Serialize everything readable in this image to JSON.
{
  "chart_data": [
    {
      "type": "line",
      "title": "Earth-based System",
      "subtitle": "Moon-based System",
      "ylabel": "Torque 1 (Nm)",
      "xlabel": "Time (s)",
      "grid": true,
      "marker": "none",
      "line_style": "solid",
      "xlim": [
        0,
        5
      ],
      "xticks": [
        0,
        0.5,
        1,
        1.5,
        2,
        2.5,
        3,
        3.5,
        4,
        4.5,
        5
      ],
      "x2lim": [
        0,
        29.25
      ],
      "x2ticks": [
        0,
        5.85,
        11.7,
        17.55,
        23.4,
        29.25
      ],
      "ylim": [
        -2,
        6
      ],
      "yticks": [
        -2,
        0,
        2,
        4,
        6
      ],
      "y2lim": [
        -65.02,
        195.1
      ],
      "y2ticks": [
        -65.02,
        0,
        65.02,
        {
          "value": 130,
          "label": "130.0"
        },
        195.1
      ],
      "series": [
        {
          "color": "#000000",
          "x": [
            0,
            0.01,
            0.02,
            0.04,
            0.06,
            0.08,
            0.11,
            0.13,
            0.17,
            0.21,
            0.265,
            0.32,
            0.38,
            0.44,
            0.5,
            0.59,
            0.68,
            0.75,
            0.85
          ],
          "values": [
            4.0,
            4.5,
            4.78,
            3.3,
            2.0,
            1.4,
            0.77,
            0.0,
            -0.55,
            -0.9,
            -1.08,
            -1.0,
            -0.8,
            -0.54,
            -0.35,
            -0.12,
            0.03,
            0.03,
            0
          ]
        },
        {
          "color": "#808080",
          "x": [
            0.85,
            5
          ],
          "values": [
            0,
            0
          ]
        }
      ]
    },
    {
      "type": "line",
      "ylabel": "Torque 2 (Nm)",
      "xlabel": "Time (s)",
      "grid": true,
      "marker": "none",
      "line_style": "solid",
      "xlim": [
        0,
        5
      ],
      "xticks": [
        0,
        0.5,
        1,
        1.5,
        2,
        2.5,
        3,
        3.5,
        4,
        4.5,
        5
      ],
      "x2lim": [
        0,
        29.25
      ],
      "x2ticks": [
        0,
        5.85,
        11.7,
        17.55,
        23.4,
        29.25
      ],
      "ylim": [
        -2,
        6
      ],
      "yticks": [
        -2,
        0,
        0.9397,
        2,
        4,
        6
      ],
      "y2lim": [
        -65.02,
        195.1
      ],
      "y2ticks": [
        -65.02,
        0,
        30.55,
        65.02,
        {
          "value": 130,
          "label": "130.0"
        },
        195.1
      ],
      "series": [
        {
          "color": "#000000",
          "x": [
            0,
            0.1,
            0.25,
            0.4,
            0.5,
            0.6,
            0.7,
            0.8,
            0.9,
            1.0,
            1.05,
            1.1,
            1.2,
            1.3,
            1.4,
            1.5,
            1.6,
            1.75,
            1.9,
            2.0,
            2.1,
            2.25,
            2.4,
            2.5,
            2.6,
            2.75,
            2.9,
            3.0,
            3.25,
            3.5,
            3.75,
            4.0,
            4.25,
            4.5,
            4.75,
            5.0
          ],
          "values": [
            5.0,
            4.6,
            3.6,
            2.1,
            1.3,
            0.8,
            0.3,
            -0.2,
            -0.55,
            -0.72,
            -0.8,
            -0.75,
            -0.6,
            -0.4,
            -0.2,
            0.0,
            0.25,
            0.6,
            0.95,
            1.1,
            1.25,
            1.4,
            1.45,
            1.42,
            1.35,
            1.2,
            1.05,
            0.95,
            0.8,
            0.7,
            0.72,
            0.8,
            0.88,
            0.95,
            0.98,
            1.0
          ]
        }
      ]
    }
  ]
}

┄┄┄┄┄┄┄┄┄┄

§ **STATED TASK**
Extract every line containing the string "Torque" from the data above.

§ **SOLUTION BELOW**
      "ylabel": "Torque 1 (Nm)",
      "ylabel": "Torque 2 (Nm)",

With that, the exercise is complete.